WHAT YOU NEED TO DO. Pick out the lines below with "спасение" and list them.

____________________

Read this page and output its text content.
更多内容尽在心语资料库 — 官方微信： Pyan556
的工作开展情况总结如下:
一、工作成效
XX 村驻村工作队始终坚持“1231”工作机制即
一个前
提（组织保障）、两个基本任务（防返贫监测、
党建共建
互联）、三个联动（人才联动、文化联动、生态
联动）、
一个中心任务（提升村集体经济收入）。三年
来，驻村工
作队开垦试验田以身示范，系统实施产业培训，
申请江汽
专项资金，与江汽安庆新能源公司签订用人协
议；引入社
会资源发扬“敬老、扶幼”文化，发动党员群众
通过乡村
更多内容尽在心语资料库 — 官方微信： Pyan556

____________________

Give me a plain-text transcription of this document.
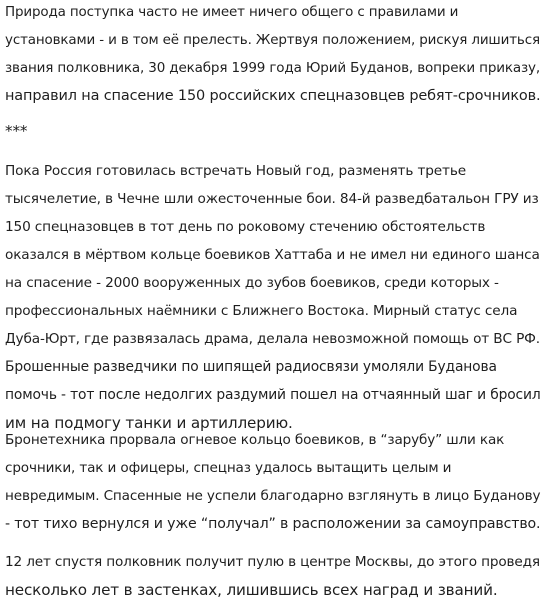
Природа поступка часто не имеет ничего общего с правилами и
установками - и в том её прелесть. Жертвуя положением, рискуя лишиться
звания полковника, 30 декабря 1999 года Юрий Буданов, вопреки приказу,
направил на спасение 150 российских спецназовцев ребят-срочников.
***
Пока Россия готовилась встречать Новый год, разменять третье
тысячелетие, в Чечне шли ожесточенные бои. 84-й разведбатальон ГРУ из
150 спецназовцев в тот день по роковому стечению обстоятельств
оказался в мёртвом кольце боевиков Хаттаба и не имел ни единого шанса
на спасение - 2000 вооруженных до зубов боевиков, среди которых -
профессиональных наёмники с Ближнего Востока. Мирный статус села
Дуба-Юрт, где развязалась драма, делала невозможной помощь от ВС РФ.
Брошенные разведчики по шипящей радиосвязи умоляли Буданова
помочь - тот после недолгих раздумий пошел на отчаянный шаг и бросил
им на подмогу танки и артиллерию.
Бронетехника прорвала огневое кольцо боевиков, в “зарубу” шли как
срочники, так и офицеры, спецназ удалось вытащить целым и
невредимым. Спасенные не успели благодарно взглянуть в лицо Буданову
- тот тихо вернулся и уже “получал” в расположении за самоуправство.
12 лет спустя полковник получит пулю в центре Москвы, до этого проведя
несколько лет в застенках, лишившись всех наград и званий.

____________________

CORRECT ANSWER.
направил на спасение 150 российских спецназовцев ребят-срочников.
на спасение - 2000 вооруженных до зубов боевиков, среди которых -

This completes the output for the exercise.